=== WHAT THE TASK ASKS ===
Say how many lines contain the word "Jana" and give no other text.

=== RECORDS TO USE ===

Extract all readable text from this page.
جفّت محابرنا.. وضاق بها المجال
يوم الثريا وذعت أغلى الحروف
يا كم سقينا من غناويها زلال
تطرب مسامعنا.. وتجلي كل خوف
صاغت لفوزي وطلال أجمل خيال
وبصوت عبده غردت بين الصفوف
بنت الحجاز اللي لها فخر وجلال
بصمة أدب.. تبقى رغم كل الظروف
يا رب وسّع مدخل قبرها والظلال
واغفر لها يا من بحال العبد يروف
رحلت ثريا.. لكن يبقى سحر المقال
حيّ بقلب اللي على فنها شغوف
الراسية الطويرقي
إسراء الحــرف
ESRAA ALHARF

...

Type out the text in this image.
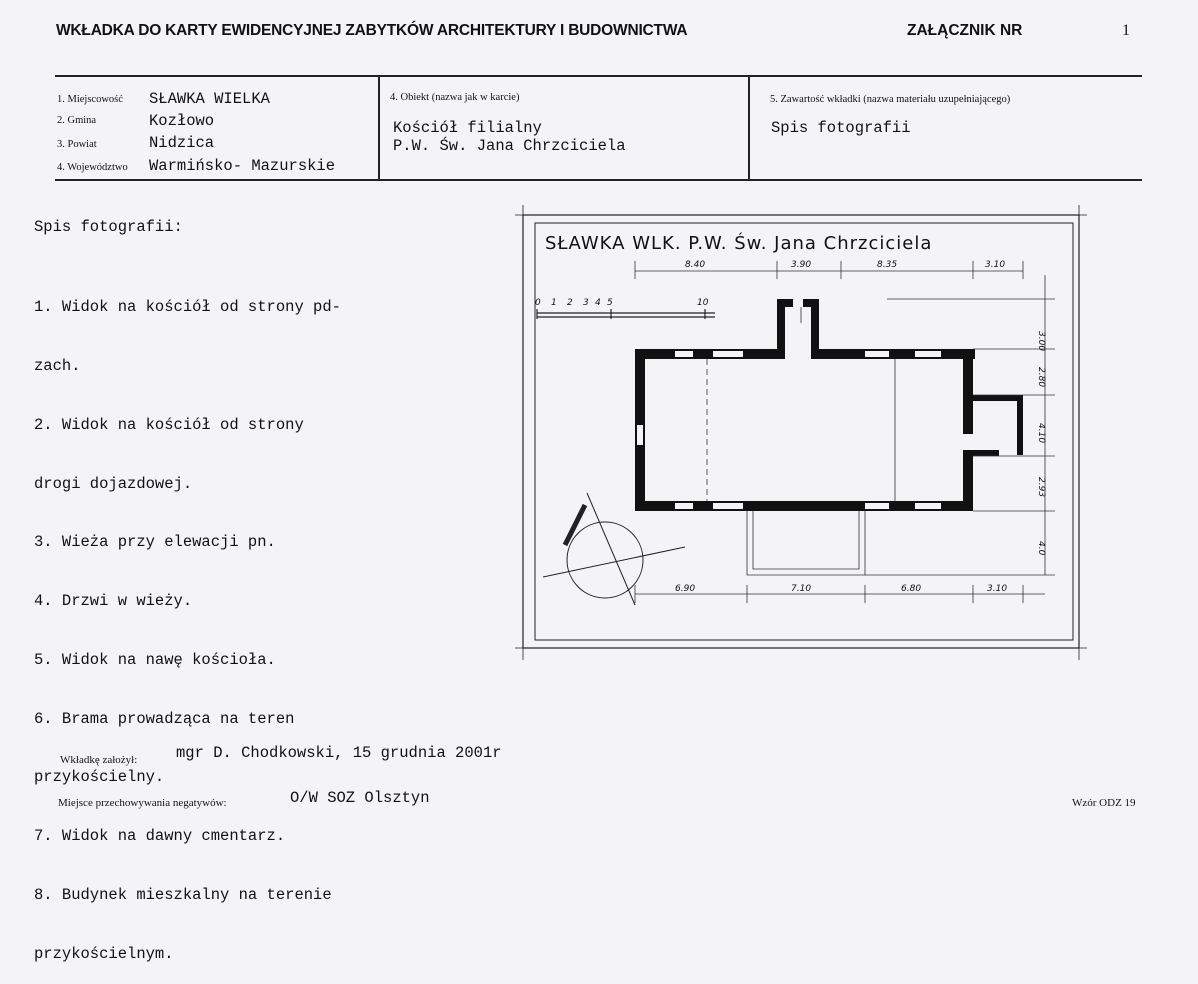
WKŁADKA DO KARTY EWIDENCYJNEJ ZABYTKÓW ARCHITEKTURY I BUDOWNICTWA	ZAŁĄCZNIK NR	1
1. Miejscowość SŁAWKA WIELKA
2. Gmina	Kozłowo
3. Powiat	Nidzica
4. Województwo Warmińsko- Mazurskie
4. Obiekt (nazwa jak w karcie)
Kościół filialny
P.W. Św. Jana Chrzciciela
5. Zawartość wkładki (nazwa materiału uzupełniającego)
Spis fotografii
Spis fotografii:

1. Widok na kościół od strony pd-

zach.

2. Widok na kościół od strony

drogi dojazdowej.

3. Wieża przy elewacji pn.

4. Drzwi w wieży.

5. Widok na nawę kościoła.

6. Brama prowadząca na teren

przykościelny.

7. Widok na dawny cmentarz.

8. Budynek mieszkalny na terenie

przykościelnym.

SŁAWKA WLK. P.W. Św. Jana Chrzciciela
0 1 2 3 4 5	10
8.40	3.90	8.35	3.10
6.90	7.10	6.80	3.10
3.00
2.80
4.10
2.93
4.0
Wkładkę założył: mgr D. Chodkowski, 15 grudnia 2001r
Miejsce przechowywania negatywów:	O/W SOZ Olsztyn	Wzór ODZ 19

...

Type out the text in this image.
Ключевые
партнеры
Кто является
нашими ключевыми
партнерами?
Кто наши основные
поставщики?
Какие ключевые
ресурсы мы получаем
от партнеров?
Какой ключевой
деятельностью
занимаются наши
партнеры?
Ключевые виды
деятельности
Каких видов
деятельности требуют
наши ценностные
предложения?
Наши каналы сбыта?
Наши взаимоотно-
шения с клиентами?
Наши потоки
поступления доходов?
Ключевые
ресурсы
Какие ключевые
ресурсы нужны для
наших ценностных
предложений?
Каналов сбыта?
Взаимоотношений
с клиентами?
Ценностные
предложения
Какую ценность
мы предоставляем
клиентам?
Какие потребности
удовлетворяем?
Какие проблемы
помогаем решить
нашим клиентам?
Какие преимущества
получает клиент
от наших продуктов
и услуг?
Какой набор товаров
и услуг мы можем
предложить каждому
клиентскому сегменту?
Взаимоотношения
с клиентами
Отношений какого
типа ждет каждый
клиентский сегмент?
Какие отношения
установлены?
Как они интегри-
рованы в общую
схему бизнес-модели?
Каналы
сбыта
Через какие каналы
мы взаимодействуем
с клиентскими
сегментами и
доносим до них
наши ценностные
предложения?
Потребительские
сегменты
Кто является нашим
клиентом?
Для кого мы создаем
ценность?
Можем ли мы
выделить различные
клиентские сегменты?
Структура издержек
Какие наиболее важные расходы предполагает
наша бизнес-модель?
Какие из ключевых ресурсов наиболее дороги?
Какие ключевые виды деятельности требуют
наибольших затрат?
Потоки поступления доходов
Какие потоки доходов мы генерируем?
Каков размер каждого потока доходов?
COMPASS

=== RESPONSE ===
2